# Dataset excerpts start

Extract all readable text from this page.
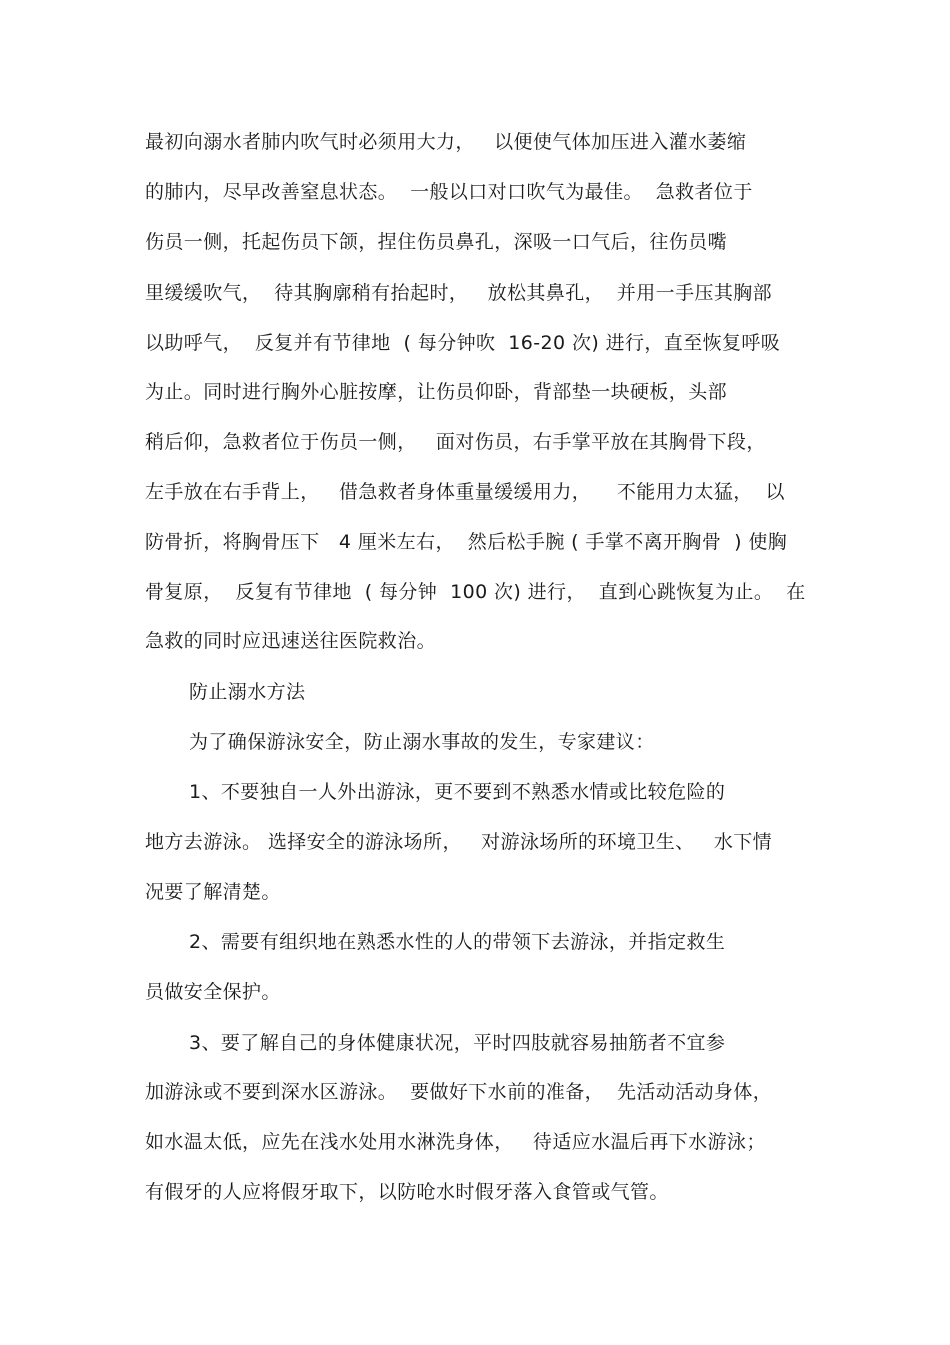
最初向溺水者肺内吹气时必须用大力，   以便使气体加压进入灌水萎缩
的肺内，尽早改善窒息状态。  一般以口对口吹气为最佳。  急救者位于
伤员一侧，托起伤员下颌，捏住伤员鼻孔，深吸一口气后，往伤员嘴
里缓缓吹气，  待其胸廓稍有抬起时，   放松其鼻孔，  并用一手压其胸部
以助呼气，  反复并有节律地  ( 每分钟吹  16-20 次) 进行，直至恢复呼吸
为止。同时进行胸外心脏按摩，让伤员仰卧，背部垫一块硬板，头部
稍后仰，急救者位于伤员一侧，   面对伤员，右手掌平放在其胸骨下段，
左手放在右手背上，   借急救者身体重量缓缓用力，    不能用力太猛，  以
防骨折，将胸骨压下   4 厘米左右，  然后松手腕 ( 手掌不离开胸骨  ) 使胸
骨复原，  反复有节律地  ( 每分钟  100 次) 进行，  直到心跳恢复为止。  在
急救的同时应迅速送往医院救治。
防止溺水方法
为了确保游泳安全，防止溺水事故的发生，专家建议：
1、不要独自一人外出游泳，更不要到不熟悉水情或比较危险的
地方去游泳。 选择安全的游泳场所，   对游泳场所的环境卫生、   水下情
况要了解清楚。
2、需要有组织地在熟悉水性的人的带领下去游泳，并指定救生
员做安全保护。
3、要了解自己的身体健康状况，平时四肢就容易抽筋者不宜参
加游泳或不要到深水区游泳。  要做好下水前的准备，  先活动活动身体，
如水温太低，应先在浅水处用水淋洗身体，   待适应水温后再下水游泳；
有假牙的人应将假牙取下，以防呛水时假牙落入食管或气管。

# Dataset excerpts end

What you should do:
Excluding the pictures, restate the records above word for word.

Task result:
Extract all readable text from this page.
最初向溺水者肺内吹气时必须用大力，   以便使气体加压进入灌水萎缩
的肺内，尽早改善窒息状态。  一般以口对口吹气为最佳。  急救者位于
伤员一侧，托起伤员下颌，捏住伤员鼻孔，深吸一口气后，往伤员嘴
里缓缓吹气，  待其胸廓稍有抬起时，   放松其鼻孔，  并用一手压其胸部
以助呼气，  反复并有节律地  ( 每分钟吹  16-20 次) 进行，直至恢复呼吸
为止。同时进行胸外心脏按摩，让伤员仰卧，背部垫一块硬板，头部
稍后仰，急救者位于伤员一侧，   面对伤员，右手掌平放在其胸骨下段，
左手放在右手背上，   借急救者身体重量缓缓用力，    不能用力太猛，  以
防骨折，将胸骨压下   4 厘米左右，  然后松手腕 ( 手掌不离开胸骨  ) 使胸
骨复原，  反复有节律地  ( 每分钟  100 次) 进行，  直到心跳恢复为止。  在
急救的同时应迅速送往医院救治。
防止溺水方法
为了确保游泳安全，防止溺水事故的发生，专家建议：
1、不要独自一人外出游泳，更不要到不熟悉水情或比较危险的
地方去游泳。 选择安全的游泳场所，   对游泳场所的环境卫生、   水下情
况要了解清楚。
2、需要有组织地在熟悉水性的人的带领下去游泳，并指定救生
员做安全保护。
3、要了解自己的身体健康状况，平时四肢就容易抽筋者不宜参
加游泳或不要到深水区游泳。  要做好下水前的准备，  先活动活动身体，
如水温太低，应先在浅水处用水淋洗身体，   待适应水温后再下水游泳；
有假牙的人应将假牙取下，以防呛水时假牙落入食管或气管。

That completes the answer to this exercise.